## [Brief]
Count every line of these entries that holds the word "penghapus", and reply with the number only.

## [Supplied information]
START
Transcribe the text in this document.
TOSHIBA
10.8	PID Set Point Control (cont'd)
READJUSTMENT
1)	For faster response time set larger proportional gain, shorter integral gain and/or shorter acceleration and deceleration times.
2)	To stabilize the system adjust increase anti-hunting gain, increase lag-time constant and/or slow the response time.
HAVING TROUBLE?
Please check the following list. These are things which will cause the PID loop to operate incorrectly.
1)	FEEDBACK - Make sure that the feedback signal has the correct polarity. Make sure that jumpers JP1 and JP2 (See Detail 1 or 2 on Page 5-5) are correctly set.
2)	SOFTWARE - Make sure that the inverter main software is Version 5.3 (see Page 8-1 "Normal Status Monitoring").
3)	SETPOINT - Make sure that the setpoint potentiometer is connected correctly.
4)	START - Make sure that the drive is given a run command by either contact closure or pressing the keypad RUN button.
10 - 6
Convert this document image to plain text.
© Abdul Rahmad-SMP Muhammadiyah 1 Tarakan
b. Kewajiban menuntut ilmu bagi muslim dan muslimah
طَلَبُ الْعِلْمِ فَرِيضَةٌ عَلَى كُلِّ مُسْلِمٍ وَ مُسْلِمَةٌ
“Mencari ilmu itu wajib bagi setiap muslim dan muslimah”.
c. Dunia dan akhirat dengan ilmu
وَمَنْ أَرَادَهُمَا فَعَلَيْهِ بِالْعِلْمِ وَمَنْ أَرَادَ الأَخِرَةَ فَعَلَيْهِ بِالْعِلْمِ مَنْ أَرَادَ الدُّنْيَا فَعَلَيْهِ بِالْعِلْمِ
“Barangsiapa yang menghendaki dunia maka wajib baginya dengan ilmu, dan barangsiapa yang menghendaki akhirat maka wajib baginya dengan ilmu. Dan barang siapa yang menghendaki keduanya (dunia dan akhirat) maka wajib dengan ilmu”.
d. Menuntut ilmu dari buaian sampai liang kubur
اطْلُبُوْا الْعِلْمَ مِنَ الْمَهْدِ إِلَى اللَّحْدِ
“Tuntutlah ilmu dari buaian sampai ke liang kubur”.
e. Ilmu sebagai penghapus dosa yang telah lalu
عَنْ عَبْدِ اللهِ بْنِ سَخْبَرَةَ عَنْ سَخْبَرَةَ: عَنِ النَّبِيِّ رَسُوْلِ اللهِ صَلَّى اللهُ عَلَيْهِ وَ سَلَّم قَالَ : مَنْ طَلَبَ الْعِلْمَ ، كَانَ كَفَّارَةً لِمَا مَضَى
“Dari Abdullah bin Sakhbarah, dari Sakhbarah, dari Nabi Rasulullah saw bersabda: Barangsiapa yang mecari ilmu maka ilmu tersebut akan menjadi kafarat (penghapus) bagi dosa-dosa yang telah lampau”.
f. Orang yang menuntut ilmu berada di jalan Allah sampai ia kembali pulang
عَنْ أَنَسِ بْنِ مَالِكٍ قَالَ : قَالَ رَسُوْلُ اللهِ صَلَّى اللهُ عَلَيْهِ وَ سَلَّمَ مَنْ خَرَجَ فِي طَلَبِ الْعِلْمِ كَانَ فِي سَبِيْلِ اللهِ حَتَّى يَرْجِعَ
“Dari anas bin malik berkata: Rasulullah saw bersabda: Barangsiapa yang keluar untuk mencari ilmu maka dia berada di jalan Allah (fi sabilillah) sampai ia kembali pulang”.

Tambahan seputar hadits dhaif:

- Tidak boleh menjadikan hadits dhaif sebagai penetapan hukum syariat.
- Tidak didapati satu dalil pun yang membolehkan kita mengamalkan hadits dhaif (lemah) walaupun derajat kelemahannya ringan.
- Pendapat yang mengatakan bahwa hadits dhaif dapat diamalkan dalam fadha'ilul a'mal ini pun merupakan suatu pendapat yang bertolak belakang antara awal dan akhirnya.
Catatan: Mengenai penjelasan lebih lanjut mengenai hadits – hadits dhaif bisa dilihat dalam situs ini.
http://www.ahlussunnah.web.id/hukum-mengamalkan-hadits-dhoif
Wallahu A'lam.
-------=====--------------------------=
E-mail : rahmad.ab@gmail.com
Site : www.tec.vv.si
END
## [Answer in full]
2